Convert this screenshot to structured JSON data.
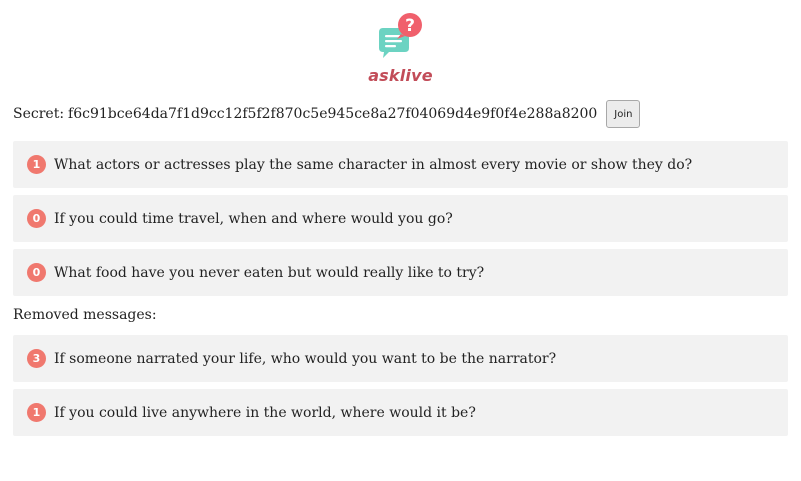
{
  "app": {
    "name": "asklive",
    "logo_icon": "chat-question-icon",
    "brand_color": "#c24c58",
    "accent_color": "#f0786e"
  },
  "secret": {
    "label": "Secret:",
    "value": "f6c91bce64da7f1d9cc12f5f2f870c5e945ce8a27f04069d4e9f0f4e288a8200",
    "join_label": "Join"
  },
  "messages": [
    {
      "votes": "1",
      "text": "What actors or actresses play the same character in almost every movie or show they do?"
    },
    {
      "votes": "0",
      "text": "If you could time travel, when and where would you go?"
    },
    {
      "votes": "0",
      "text": "What food have you never eaten but would really like to try?"
    }
  ],
  "removed": {
    "title": "Removed messages:",
    "messages": [
      {
        "votes": "3",
        "text": "If someone narrated your life, who would you want to be the narrator?"
      },
      {
        "votes": "1",
        "text": "If you could live anywhere in the world, where would it be?"
      }
    ]
  }
}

» TASK OBJECTIVE
Return the entries unchanged, save for the pictures, which do not belong in the copy.

» EXERCISE RESPONSE
Convert this screenshot to structured JSON data.
{
  "app": {
    "name": "asklive",
    "logo_icon": "chat-question-icon",
    "brand_color": "#c24c58",
    "accent_color": "#f0786e"
  },
  "secret": {
    "label": "Secret:",
    "value": "f6c91bce64da7f1d9cc12f5f2f870c5e945ce8a27f04069d4e9f0f4e288a8200",
    "join_label": "Join"
  },
  "messages": [
    {
      "votes": "1",
      "text": "What actors or actresses play the same character in almost every movie or show they do?"
    },
    {
      "votes": "0",
      "text": "If you could time travel, when and where would you go?"
    },
    {
      "votes": "0",
      "text": "What food have you never eaten but would really like to try?"
    }
  ],
  "removed": {
    "title": "Removed messages:",
    "messages": [
      {
        "votes": "3",
        "text": "If someone narrated your life, who would you want to be the narrator?"
      },
      {
        "votes": "1",
        "text": "If you could live anywhere in the world, where would it be?"
      }
    ]
  }
}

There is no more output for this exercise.